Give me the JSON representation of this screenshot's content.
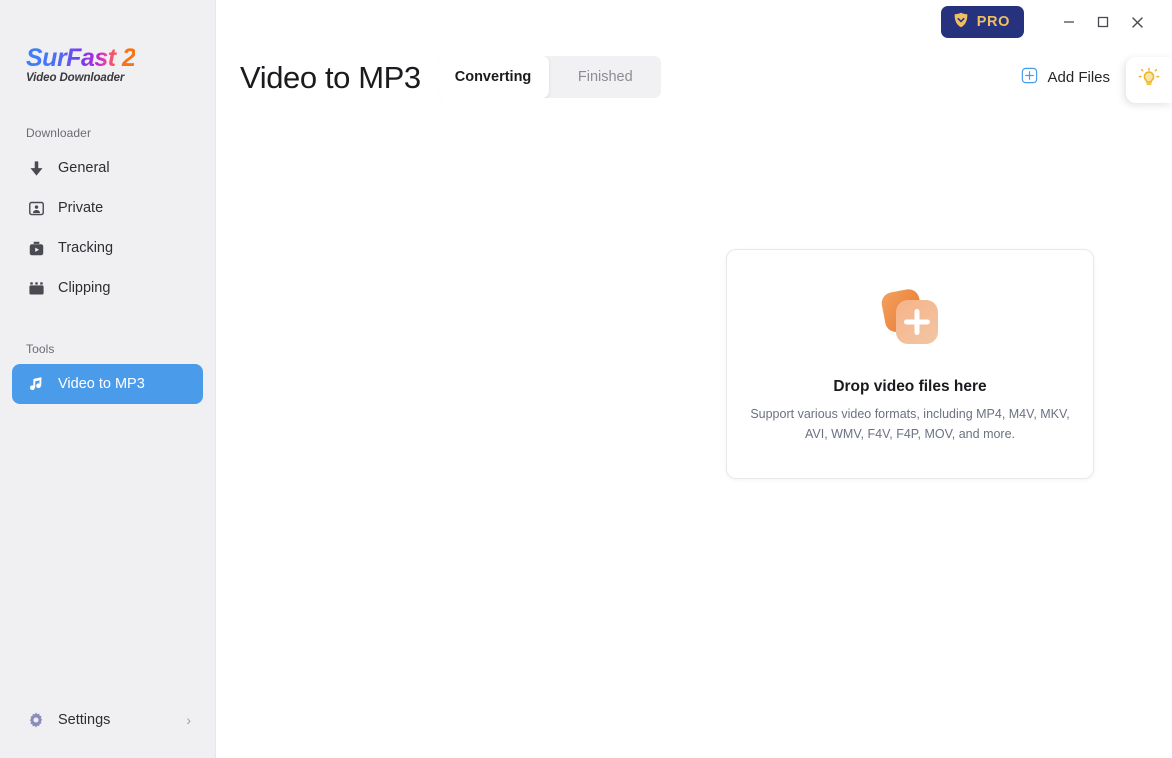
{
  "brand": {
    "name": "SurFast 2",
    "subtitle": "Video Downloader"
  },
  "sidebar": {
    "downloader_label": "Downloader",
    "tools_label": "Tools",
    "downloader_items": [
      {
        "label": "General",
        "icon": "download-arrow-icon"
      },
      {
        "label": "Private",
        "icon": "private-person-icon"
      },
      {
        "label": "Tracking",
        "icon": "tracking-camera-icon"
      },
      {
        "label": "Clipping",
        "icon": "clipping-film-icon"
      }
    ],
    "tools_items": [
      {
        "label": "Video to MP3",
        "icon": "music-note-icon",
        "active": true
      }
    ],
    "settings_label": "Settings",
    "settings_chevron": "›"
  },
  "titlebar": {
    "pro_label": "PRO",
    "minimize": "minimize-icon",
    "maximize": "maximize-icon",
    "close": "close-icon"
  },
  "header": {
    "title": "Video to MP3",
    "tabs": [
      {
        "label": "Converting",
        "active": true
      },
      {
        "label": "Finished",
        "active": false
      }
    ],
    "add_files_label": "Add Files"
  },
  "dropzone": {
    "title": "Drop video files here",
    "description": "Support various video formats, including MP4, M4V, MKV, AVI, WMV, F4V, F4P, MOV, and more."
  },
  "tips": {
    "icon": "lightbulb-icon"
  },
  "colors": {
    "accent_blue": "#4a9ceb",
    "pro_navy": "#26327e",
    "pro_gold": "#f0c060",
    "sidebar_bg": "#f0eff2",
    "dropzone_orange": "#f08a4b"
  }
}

Exercise objective: Reproduce all the records verbatim, excluding images.

Output for this exercise:
Give me the JSON representation of this screenshot's content.
{
  "brand": {
    "name": "SurFast 2",
    "subtitle": "Video Downloader"
  },
  "sidebar": {
    "downloader_label": "Downloader",
    "tools_label": "Tools",
    "downloader_items": [
      {
        "label": "General",
        "icon": "download-arrow-icon"
      },
      {
        "label": "Private",
        "icon": "private-person-icon"
      },
      {
        "label": "Tracking",
        "icon": "tracking-camera-icon"
      },
      {
        "label": "Clipping",
        "icon": "clipping-film-icon"
      }
    ],
    "tools_items": [
      {
        "label": "Video to MP3",
        "icon": "music-note-icon",
        "active": true
      }
    ],
    "settings_label": "Settings",
    "settings_chevron": "›"
  },
  "titlebar": {
    "pro_label": "PRO",
    "minimize": "minimize-icon",
    "maximize": "maximize-icon",
    "close": "close-icon"
  },
  "header": {
    "title": "Video to MP3",
    "tabs": [
      {
        "label": "Converting",
        "active": true
      },
      {
        "label": "Finished",
        "active": false
      }
    ],
    "add_files_label": "Add Files"
  },
  "dropzone": {
    "title": "Drop video files here",
    "description": "Support various video formats, including MP4, M4V, MKV, AVI, WMV, F4V, F4P, MOV, and more."
  },
  "tips": {
    "icon": "lightbulb-icon"
  },
  "colors": {
    "accent_blue": "#4a9ceb",
    "pro_navy": "#26327e",
    "pro_gold": "#f0c060",
    "sidebar_bg": "#f0eff2",
    "dropzone_orange": "#f08a4b"
  }
}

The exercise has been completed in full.